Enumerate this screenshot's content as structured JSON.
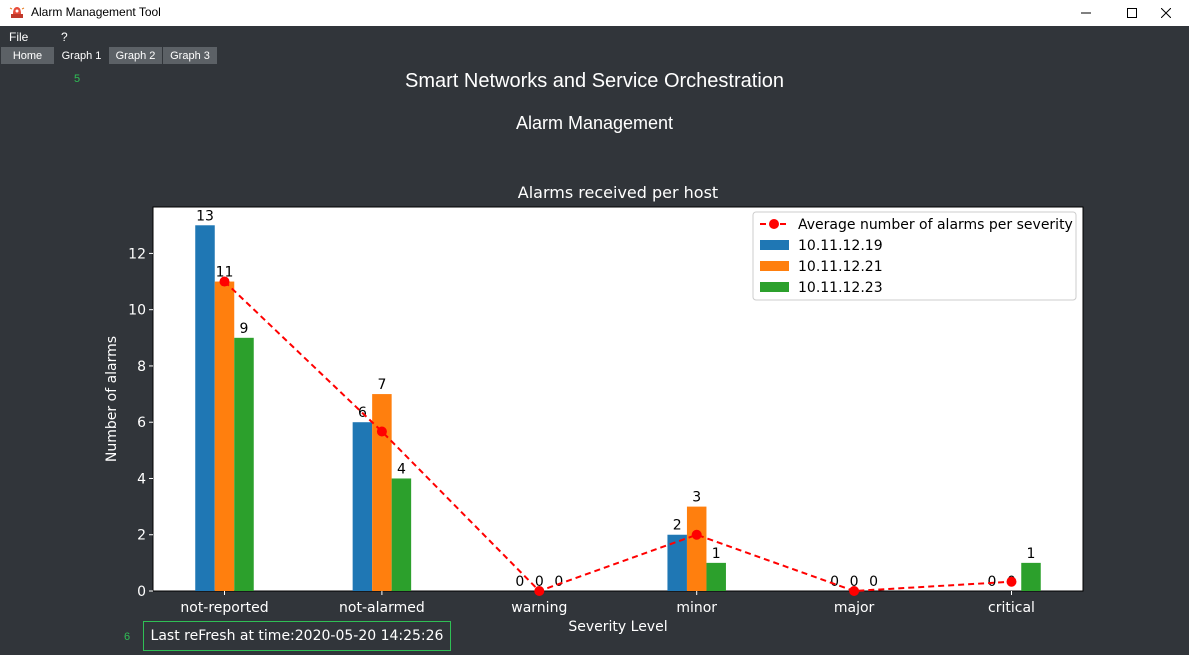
{
  "window": {
    "title": "Alarm Management Tool"
  },
  "menu": {
    "file": "File",
    "help": "?"
  },
  "tabs": [
    "Home",
    "Graph 1",
    "Graph 2",
    "Graph 3"
  ],
  "side_numbers": {
    "top": "5",
    "bottom": "6"
  },
  "header": {
    "title": "Smart Networks and Service Orchestration",
    "subtitle": "Alarm Management"
  },
  "chart_data": {
    "type": "bar",
    "title": "Alarms received per host",
    "xlabel": "Severity Level",
    "ylabel": "Number of alarms",
    "ylim": [
      0,
      13.65
    ],
    "yticks": [
      0,
      2,
      4,
      6,
      8,
      10,
      12
    ],
    "categories": [
      "not-reported",
      "not-alarmed",
      "warning",
      "minor",
      "major",
      "critical"
    ],
    "series": [
      {
        "name": "10.11.12.19",
        "color": "#1f77b4",
        "values": [
          13,
          6,
          0,
          2,
          0,
          0
        ]
      },
      {
        "name": "10.11.12.21",
        "color": "#ff7f0e",
        "values": [
          11,
          7,
          0,
          3,
          0,
          0
        ]
      },
      {
        "name": "10.11.12.23",
        "color": "#2ca02c",
        "values": [
          9,
          4,
          0,
          1,
          0,
          1
        ]
      }
    ],
    "average_line": {
      "name": "Average number of alarms per severity",
      "color": "#ff0000",
      "values": [
        11,
        5.67,
        0,
        2,
        0,
        0.33
      ]
    },
    "legend": "top-right"
  },
  "status": {
    "text": "Last reFresh at time:2020-05-20 14:25:26"
  },
  "colors": {
    "background": "#31353a",
    "accent": "#2fbf55"
  }
}
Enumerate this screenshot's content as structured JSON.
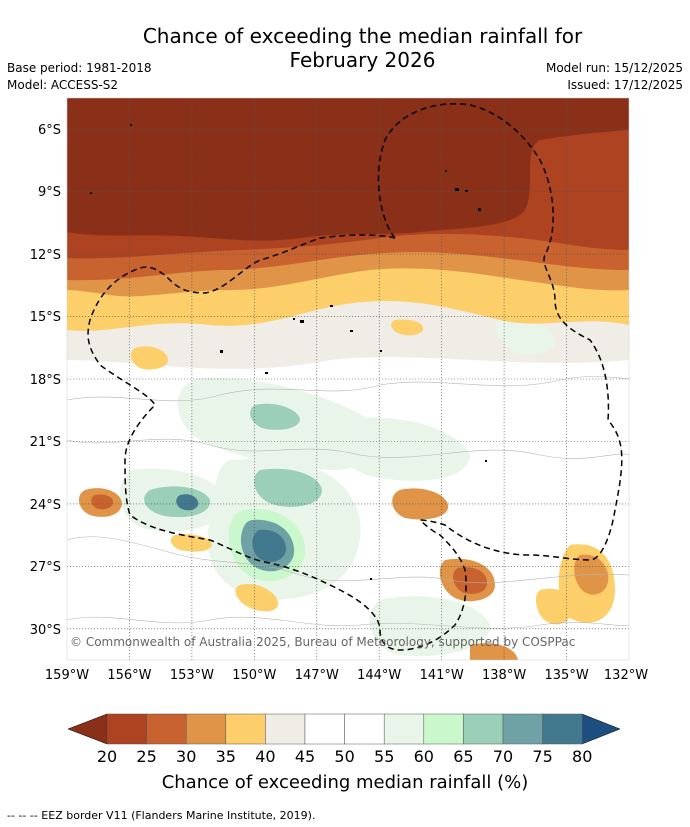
{
  "title_line1": "Chance of exceeding the median rainfall for",
  "title_line2": "February 2026",
  "base_period": "Base period: 1981-2018",
  "model": "Model: ACCESS-S2",
  "model_run": "Model run: 15/12/2025",
  "issued": "Issued: 17/12/2025",
  "map": {
    "lon_labels": [
      "159°W",
      "156°W",
      "153°W",
      "150°W",
      "147°W",
      "144°W",
      "141°W",
      "138°W",
      "135°W",
      "132°W"
    ],
    "lat_labels": [
      "6°S",
      "9°S",
      "12°S",
      "15°S",
      "18°S",
      "21°S",
      "24°S",
      "27°S",
      "30°S"
    ],
    "lon_range": [
      -159,
      -132
    ],
    "lat_range": [
      -4.5,
      -31.5
    ],
    "copyright": "© Commonwealth of Australia 2025, Bureau of Meteorology, supported by COSPPac"
  },
  "colorbar": {
    "ticks": [
      "20",
      "25",
      "30",
      "35",
      "40",
      "45",
      "50",
      "55",
      "60",
      "65",
      "70",
      "75",
      "80"
    ],
    "label": "Chance of exceeding median rainfall (%)",
    "low_extend_color": "#8a3018",
    "high_extend_color": "#1c4f80",
    "colors": [
      "#ad4320",
      "#c8622e",
      "#e09448",
      "#fdcf6b",
      "#f0ede6",
      "#ffffff",
      "#ffffff",
      "#eaf5ea",
      "#caf8cc",
      "#9ccfb8",
      "#6ea2a4",
      "#43798f"
    ]
  },
  "footer_text": "--  --  -- EEZ border V11 (Flanders Marine Institute, 2019)."
}
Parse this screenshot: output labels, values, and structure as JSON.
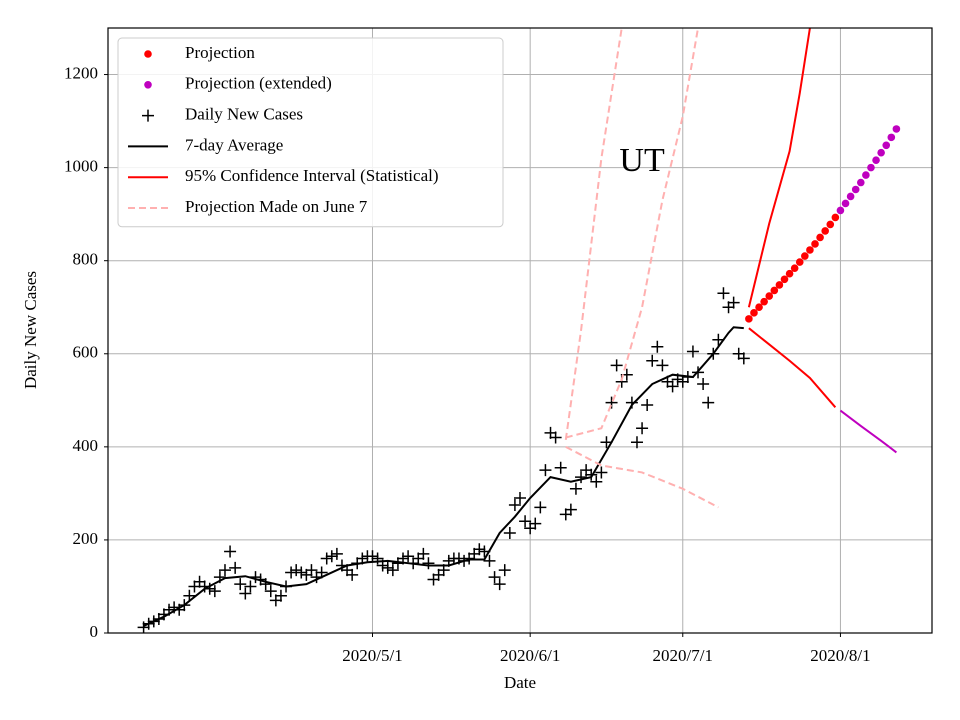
{
  "chart_data": {
    "type": "line",
    "annotation": {
      "text": "UT",
      "x": "2020-06-23",
      "y": 1010
    },
    "xlabel": "Date",
    "ylabel": "Daily New Cases",
    "xlim": [
      "2020-03-10",
      "2020-08-19"
    ],
    "xticks": [
      {
        "value": "2020-05-01",
        "label": "2020/5/1"
      },
      {
        "value": "2020-06-01",
        "label": "2020/6/1"
      },
      {
        "value": "2020-07-01",
        "label": "2020/7/1"
      },
      {
        "value": "2020-08-01",
        "label": "2020/8/1"
      }
    ],
    "ylim": [
      0,
      1300
    ],
    "yticks": [
      0,
      200,
      400,
      600,
      800,
      1000,
      1200
    ],
    "grid": true,
    "legend": "upper left",
    "series": [
      {
        "name": "Projection",
        "color": "#ff0000",
        "marker": "o",
        "x": [
          "2020-07-14",
          "2020-07-15",
          "2020-07-16",
          "2020-07-17",
          "2020-07-18",
          "2020-07-19",
          "2020-07-20",
          "2020-07-21",
          "2020-07-22",
          "2020-07-23",
          "2020-07-24",
          "2020-07-25",
          "2020-07-26",
          "2020-07-27",
          "2020-07-28",
          "2020-07-29",
          "2020-07-30",
          "2020-07-31"
        ],
        "values": [
          675,
          688,
          700,
          712,
          724,
          736,
          748,
          760,
          772,
          784,
          797,
          810,
          823,
          836,
          850,
          864,
          878,
          893
        ]
      },
      {
        "name": "Projection (extended)",
        "color": "#bf00bf",
        "marker": "o",
        "x": [
          "2020-08-01",
          "2020-08-02",
          "2020-08-03",
          "2020-08-04",
          "2020-08-05",
          "2020-08-06",
          "2020-08-07",
          "2020-08-08",
          "2020-08-09",
          "2020-08-10",
          "2020-08-11",
          "2020-08-12"
        ],
        "values": [
          908,
          923,
          938,
          953,
          968,
          984,
          1000,
          1016,
          1032,
          1048,
          1065,
          1083
        ]
      },
      {
        "name": "Daily New Cases",
        "color": "#000000",
        "marker": "+",
        "x": [
          "2020-03-17",
          "2020-03-18",
          "2020-03-19",
          "2020-03-20",
          "2020-03-21",
          "2020-03-22",
          "2020-03-23",
          "2020-03-24",
          "2020-03-25",
          "2020-03-26",
          "2020-03-27",
          "2020-03-28",
          "2020-03-29",
          "2020-03-30",
          "2020-03-31",
          "2020-04-01",
          "2020-04-02",
          "2020-04-03",
          "2020-04-04",
          "2020-04-05",
          "2020-04-06",
          "2020-04-07",
          "2020-04-08",
          "2020-04-09",
          "2020-04-10",
          "2020-04-11",
          "2020-04-12",
          "2020-04-13",
          "2020-04-14",
          "2020-04-15",
          "2020-04-16",
          "2020-04-17",
          "2020-04-18",
          "2020-04-19",
          "2020-04-20",
          "2020-04-21",
          "2020-04-22",
          "2020-04-23",
          "2020-04-24",
          "2020-04-25",
          "2020-04-26",
          "2020-04-27",
          "2020-04-28",
          "2020-04-29",
          "2020-04-30",
          "2020-05-01",
          "2020-05-02",
          "2020-05-03",
          "2020-05-04",
          "2020-05-05",
          "2020-05-06",
          "2020-05-07",
          "2020-05-08",
          "2020-05-09",
          "2020-05-10",
          "2020-05-11",
          "2020-05-12",
          "2020-05-13",
          "2020-05-14",
          "2020-05-15",
          "2020-05-16",
          "2020-05-17",
          "2020-05-18",
          "2020-05-19",
          "2020-05-20",
          "2020-05-21",
          "2020-05-22",
          "2020-05-23",
          "2020-05-24",
          "2020-05-25",
          "2020-05-26",
          "2020-05-27",
          "2020-05-28",
          "2020-05-29",
          "2020-05-30",
          "2020-05-31",
          "2020-06-01",
          "2020-06-02",
          "2020-06-03",
          "2020-06-04",
          "2020-06-05",
          "2020-06-06",
          "2020-06-07",
          "2020-06-08",
          "2020-06-09",
          "2020-06-10",
          "2020-06-11",
          "2020-06-12",
          "2020-06-13",
          "2020-06-14",
          "2020-06-15",
          "2020-06-16",
          "2020-06-17",
          "2020-06-18",
          "2020-06-19",
          "2020-06-20",
          "2020-06-21",
          "2020-06-22",
          "2020-06-23",
          "2020-06-24",
          "2020-06-25",
          "2020-06-26",
          "2020-06-27",
          "2020-06-28",
          "2020-06-29",
          "2020-06-30",
          "2020-07-01",
          "2020-07-02",
          "2020-07-03",
          "2020-07-04",
          "2020-07-05",
          "2020-07-06",
          "2020-07-07",
          "2020-07-08",
          "2020-07-09",
          "2020-07-10",
          "2020-07-11",
          "2020-07-12",
          "2020-07-13"
        ],
        "values": [
          12,
          20,
          25,
          30,
          40,
          50,
          55,
          50,
          60,
          80,
          100,
          110,
          100,
          95,
          90,
          120,
          135,
          175,
          140,
          105,
          85,
          100,
          120,
          115,
          105,
          90,
          70,
          80,
          100,
          130,
          135,
          130,
          125,
          135,
          120,
          130,
          160,
          165,
          170,
          145,
          135,
          125,
          150,
          160,
          165,
          165,
          160,
          145,
          140,
          135,
          150,
          160,
          165,
          150,
          160,
          170,
          150,
          115,
          125,
          135,
          155,
          160,
          160,
          155,
          160,
          170,
          180,
          175,
          155,
          120,
          105,
          135,
          215,
          275,
          290,
          240,
          225,
          235,
          270,
          350,
          430,
          420,
          355,
          255,
          265,
          310,
          335,
          350,
          340,
          325,
          345,
          410,
          495,
          575,
          540,
          555,
          495,
          410,
          440,
          490,
          585,
          615,
          575,
          540,
          530,
          545,
          540,
          550,
          605,
          560,
          535,
          495,
          600,
          630,
          730,
          700,
          710,
          600,
          590
        ]
      },
      {
        "name": "7-day Average",
        "color": "#000000",
        "linestyle": "-",
        "x": [
          "2020-03-17",
          "2020-03-21",
          "2020-03-25",
          "2020-03-29",
          "2020-04-02",
          "2020-04-06",
          "2020-04-10",
          "2020-04-14",
          "2020-04-18",
          "2020-04-22",
          "2020-04-26",
          "2020-04-30",
          "2020-05-04",
          "2020-05-08",
          "2020-05-12",
          "2020-05-16",
          "2020-05-20",
          "2020-05-23",
          "2020-05-26",
          "2020-05-29",
          "2020-06-01",
          "2020-06-05",
          "2020-06-09",
          "2020-06-13",
          "2020-06-17",
          "2020-06-21",
          "2020-06-25",
          "2020-06-29",
          "2020-07-03",
          "2020-07-07",
          "2020-07-10",
          "2020-07-11",
          "2020-07-13"
        ],
        "values": [
          15,
          35,
          60,
          95,
          118,
          122,
          110,
          100,
          105,
          125,
          145,
          152,
          155,
          150,
          145,
          145,
          158,
          158,
          215,
          250,
          290,
          335,
          325,
          335,
          410,
          490,
          535,
          555,
          550,
          600,
          645,
          657,
          655
        ]
      },
      {
        "name": "95% Confidence Interval (Statistical)",
        "color": "#ff0000",
        "linestyle": "-",
        "x": [
          "2020-07-14",
          "2020-07-18",
          "2020-07-22",
          "2020-07-24",
          "2020-07-26"
        ],
        "values": [
          700,
          880,
          1035,
          1160,
          1300
        ]
      },
      {
        "color": "#ff0000",
        "linestyle": "-",
        "x": [
          "2020-07-14",
          "2020-07-18",
          "2020-07-22",
          "2020-07-26",
          "2020-07-31"
        ],
        "values": [
          655,
          620,
          585,
          548,
          485
        ]
      },
      {
        "color": "#bf00bf",
        "linestyle": "-",
        "x": [
          "2020-08-01",
          "2020-08-05",
          "2020-08-09",
          "2020-08-12"
        ],
        "values": [
          478,
          445,
          413,
          388
        ]
      },
      {
        "name": "Projection Made on June 7",
        "color": "#ffb0b0",
        "linestyle": "--",
        "x": [
          "2020-06-08",
          "2020-06-11",
          "2020-06-15",
          "2020-06-19"
        ],
        "values": [
          415,
          650,
          1020,
          1300
        ]
      },
      {
        "color": "#ffb0b0",
        "linestyle": "--",
        "x": [
          "2020-06-08",
          "2020-06-15",
          "2020-06-19",
          "2020-06-23",
          "2020-06-27",
          "2020-07-01",
          "2020-07-04"
        ],
        "values": [
          420,
          440,
          545,
          700,
          930,
          1110,
          1300
        ]
      },
      {
        "color": "#ffb0b0",
        "linestyle": "--",
        "x": [
          "2020-06-08",
          "2020-06-15",
          "2020-06-23",
          "2020-07-01",
          "2020-07-08"
        ],
        "values": [
          400,
          360,
          345,
          310,
          270
        ]
      }
    ]
  }
}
━━━
The problem:
Find the lines above that contain the word "Projection" and collect them.

The response:
        "name": "Projection",
        "name": "Projection (extended)",
        "name": "Projection Made on June 7",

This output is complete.